-- REQUIREMENTS --
List all lines of the data containing the word "content".

Extracted data entries
*-*-*
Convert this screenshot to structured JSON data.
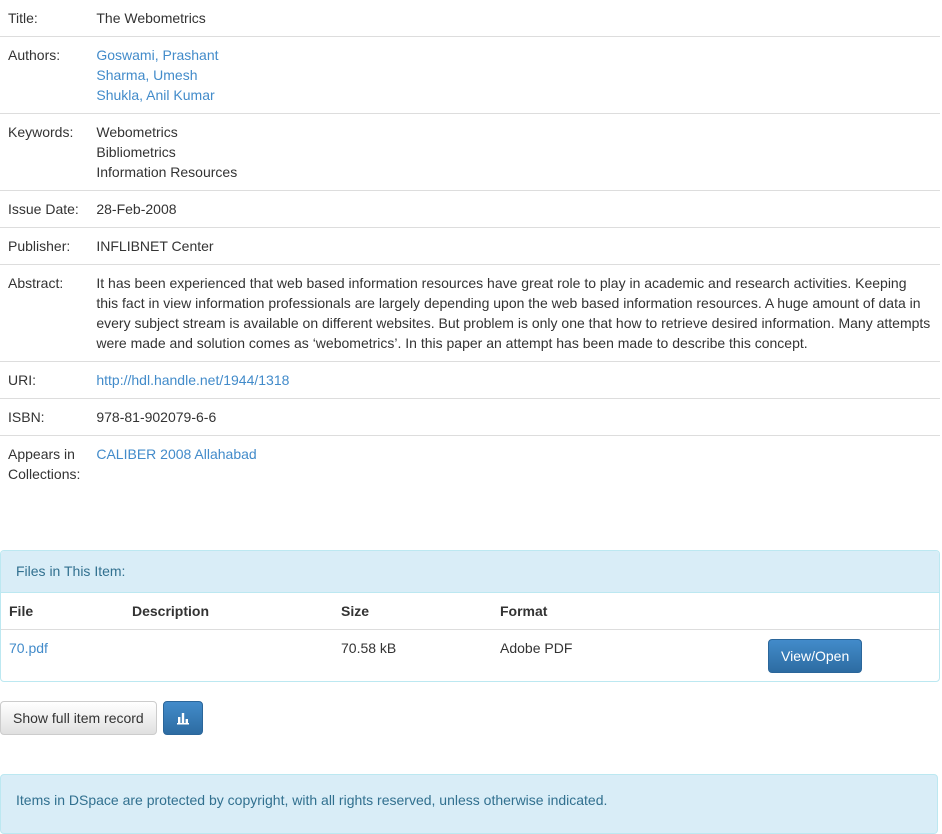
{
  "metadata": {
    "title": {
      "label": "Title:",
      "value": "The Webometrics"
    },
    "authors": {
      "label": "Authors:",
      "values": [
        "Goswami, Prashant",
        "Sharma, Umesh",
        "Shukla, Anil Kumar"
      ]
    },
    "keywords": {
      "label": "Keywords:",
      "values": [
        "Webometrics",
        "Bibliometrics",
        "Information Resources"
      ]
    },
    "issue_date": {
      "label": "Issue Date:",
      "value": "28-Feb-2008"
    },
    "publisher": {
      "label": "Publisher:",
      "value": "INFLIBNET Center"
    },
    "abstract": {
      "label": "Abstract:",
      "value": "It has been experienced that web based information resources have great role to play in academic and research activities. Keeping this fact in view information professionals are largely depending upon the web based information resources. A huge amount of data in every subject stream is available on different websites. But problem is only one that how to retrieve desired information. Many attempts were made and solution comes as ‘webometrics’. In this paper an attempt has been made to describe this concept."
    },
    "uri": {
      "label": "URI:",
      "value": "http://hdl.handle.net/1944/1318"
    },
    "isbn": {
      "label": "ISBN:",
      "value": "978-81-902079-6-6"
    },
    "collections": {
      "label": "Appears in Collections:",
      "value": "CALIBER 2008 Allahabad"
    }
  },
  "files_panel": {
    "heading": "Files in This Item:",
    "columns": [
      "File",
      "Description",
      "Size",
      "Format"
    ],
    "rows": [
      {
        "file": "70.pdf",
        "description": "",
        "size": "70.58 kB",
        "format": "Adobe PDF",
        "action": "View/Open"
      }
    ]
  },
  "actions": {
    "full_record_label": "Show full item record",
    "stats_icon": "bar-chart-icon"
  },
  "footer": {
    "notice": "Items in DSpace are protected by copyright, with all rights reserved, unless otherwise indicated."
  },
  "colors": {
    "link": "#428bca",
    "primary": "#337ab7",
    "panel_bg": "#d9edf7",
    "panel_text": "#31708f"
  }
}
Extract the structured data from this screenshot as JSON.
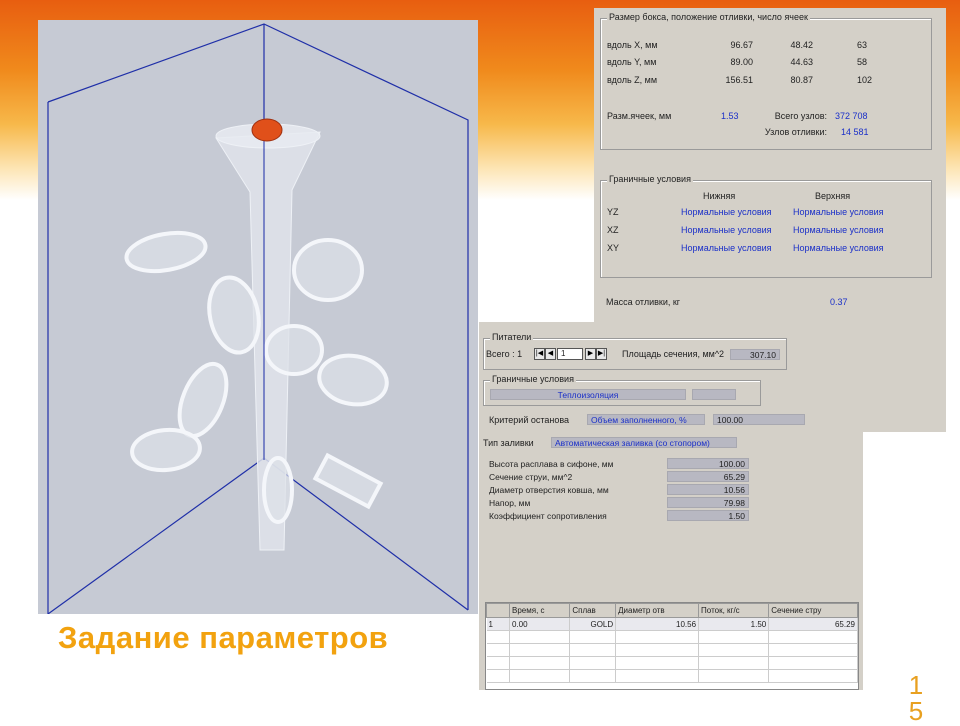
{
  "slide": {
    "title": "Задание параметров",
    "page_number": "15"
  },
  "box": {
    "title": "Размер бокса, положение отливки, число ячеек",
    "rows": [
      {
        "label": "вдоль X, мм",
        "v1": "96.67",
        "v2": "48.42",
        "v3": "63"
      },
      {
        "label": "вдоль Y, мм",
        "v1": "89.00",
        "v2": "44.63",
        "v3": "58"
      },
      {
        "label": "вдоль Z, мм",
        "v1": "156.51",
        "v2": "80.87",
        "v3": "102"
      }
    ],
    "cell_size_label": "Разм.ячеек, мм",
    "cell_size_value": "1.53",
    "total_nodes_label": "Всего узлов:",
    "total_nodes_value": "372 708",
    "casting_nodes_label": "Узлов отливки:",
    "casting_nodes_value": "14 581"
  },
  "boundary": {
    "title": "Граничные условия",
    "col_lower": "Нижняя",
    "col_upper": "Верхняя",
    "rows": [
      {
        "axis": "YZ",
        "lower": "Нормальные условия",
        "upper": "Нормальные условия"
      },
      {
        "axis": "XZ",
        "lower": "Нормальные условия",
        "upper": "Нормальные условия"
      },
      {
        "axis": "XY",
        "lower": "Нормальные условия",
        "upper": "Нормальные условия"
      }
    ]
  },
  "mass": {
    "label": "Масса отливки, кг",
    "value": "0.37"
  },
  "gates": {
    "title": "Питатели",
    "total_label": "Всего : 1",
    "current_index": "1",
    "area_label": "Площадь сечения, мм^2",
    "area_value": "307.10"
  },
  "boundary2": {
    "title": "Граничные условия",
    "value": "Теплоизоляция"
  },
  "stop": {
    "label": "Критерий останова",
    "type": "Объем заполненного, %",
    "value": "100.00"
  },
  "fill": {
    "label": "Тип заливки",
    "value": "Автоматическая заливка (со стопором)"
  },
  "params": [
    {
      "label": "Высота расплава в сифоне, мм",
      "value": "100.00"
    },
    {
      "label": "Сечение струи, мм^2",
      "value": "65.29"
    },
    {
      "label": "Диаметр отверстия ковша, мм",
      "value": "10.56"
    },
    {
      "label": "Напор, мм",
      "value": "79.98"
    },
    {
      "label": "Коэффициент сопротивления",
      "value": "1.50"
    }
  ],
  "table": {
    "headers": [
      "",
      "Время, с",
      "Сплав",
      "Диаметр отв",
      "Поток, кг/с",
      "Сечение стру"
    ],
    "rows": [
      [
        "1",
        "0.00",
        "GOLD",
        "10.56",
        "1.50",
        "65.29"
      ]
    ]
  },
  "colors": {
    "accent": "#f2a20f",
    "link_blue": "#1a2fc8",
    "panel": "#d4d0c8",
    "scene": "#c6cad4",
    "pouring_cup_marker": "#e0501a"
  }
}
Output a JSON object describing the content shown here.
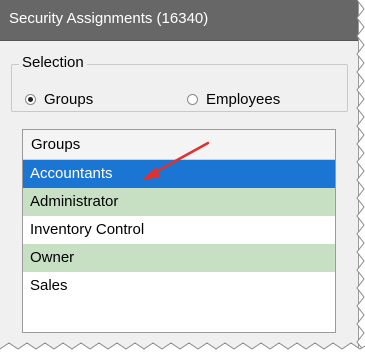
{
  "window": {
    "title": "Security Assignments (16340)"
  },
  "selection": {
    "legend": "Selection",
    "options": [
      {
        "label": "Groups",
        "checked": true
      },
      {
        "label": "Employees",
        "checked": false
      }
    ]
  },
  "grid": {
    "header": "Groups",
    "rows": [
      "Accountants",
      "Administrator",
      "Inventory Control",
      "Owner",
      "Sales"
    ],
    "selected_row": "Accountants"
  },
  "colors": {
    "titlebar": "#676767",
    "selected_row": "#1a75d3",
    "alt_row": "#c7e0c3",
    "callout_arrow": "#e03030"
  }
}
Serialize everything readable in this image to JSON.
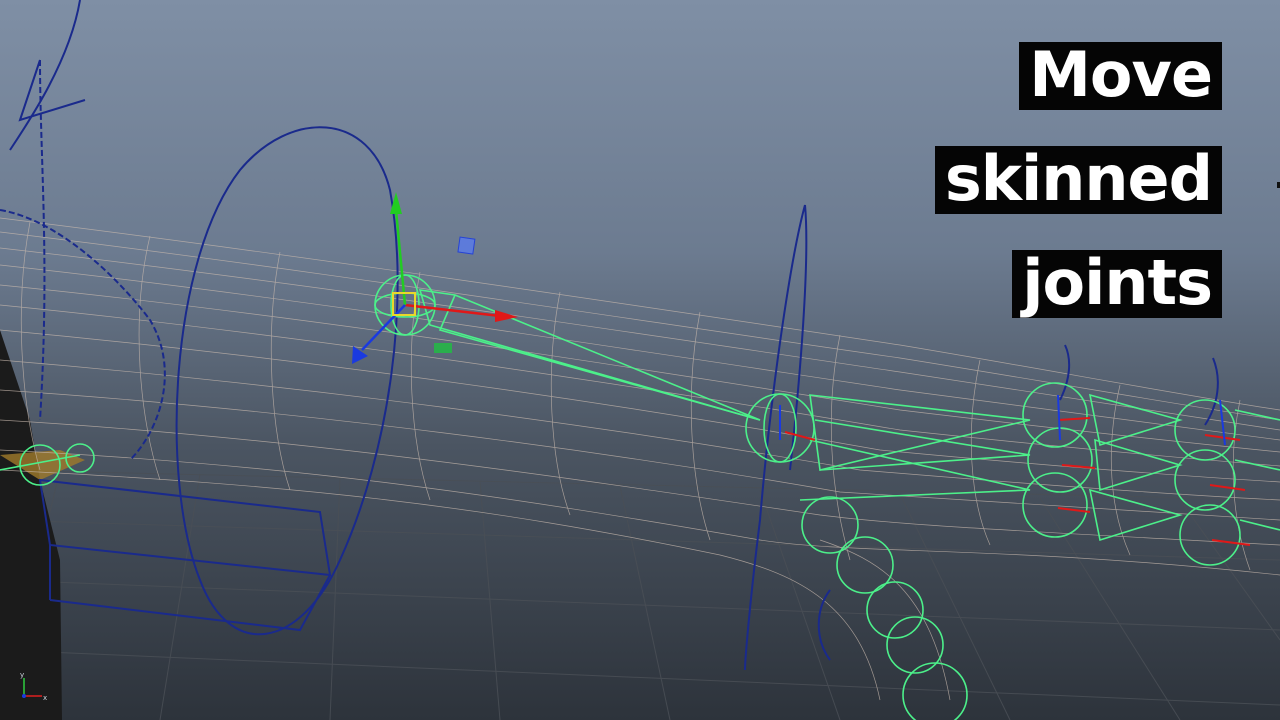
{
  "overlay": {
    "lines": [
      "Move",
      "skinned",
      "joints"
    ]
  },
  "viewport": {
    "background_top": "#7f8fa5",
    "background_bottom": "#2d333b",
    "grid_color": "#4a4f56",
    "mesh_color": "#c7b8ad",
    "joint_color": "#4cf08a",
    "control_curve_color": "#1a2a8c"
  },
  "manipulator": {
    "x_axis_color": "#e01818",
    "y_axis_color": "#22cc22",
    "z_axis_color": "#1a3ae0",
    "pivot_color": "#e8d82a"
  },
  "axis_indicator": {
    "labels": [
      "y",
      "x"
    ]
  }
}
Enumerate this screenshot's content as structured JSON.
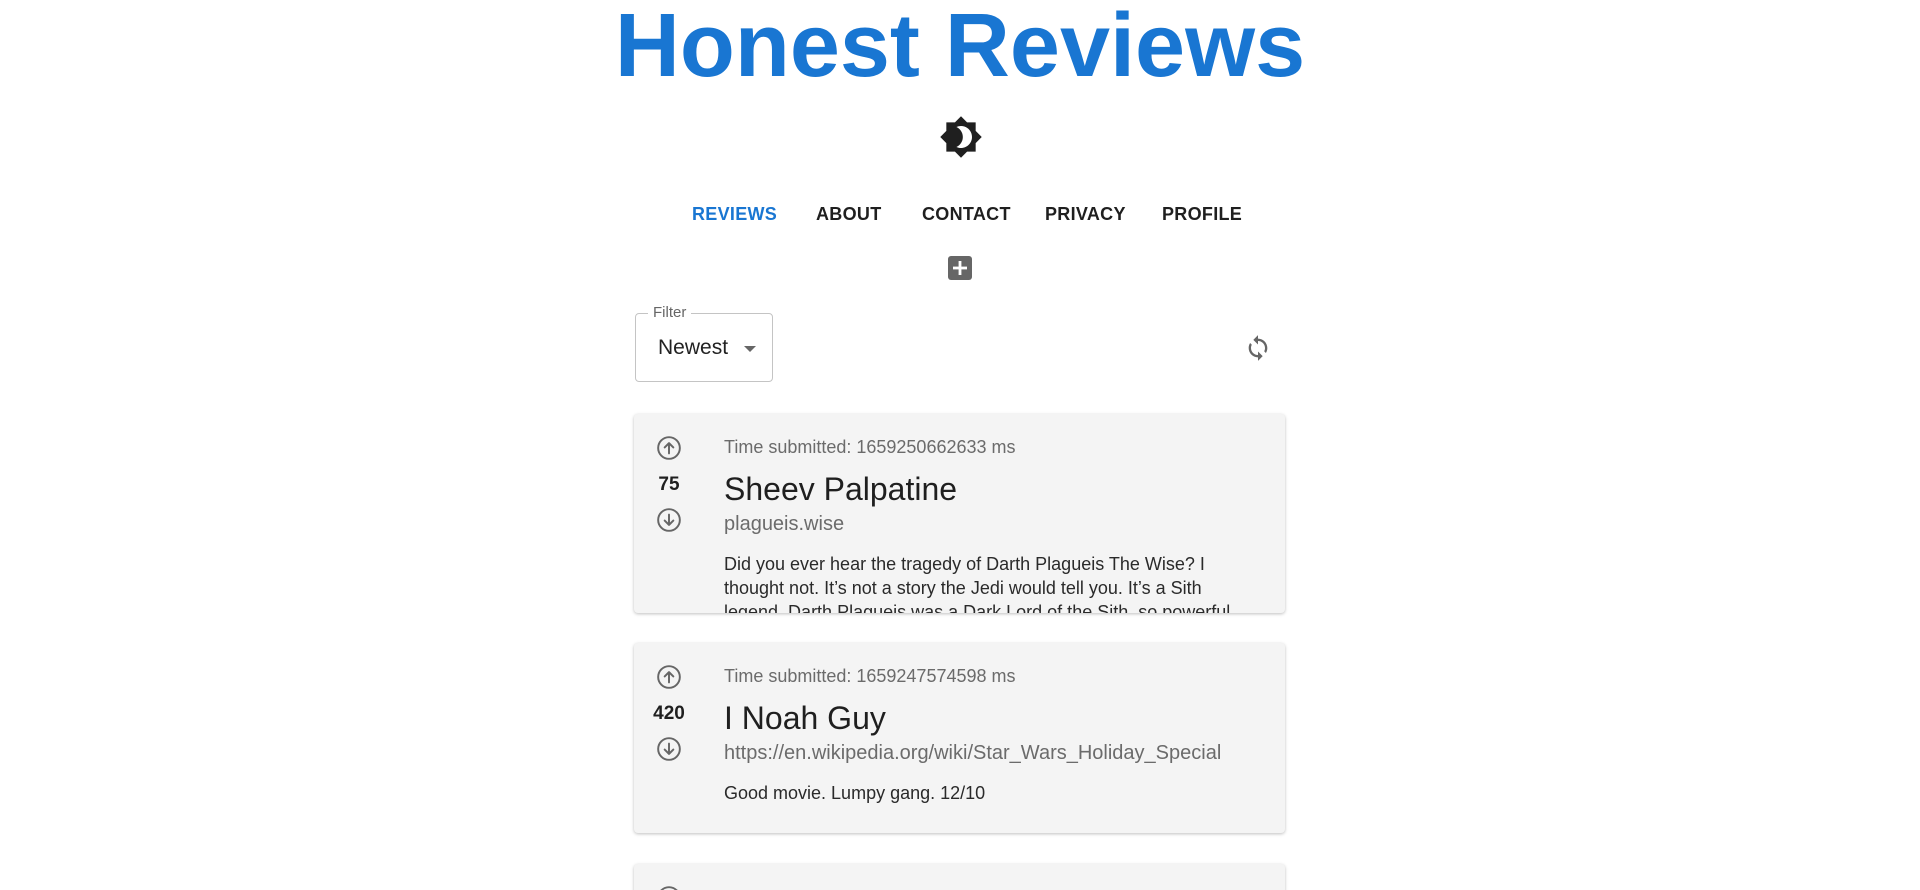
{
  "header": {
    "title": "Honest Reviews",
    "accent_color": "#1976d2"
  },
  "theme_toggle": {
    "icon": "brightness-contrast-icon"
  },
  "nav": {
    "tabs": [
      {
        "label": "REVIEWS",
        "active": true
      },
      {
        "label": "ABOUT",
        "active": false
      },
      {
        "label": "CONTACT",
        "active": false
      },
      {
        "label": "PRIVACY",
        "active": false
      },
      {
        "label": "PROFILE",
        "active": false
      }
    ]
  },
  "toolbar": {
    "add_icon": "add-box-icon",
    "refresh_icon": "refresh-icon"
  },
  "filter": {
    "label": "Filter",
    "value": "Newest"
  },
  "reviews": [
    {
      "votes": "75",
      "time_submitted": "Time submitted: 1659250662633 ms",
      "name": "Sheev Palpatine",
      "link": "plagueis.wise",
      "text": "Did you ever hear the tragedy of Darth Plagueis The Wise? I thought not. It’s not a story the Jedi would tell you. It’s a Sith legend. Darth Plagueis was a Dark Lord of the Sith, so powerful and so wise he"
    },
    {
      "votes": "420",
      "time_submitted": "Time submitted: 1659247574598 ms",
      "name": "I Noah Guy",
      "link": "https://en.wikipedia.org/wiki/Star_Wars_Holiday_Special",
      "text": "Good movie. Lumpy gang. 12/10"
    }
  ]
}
*-*-*
-- WRITTEN SOLUTION --
Output a JSON object describing the content shown here.
Enumerate this screenshot's content as structured JSON.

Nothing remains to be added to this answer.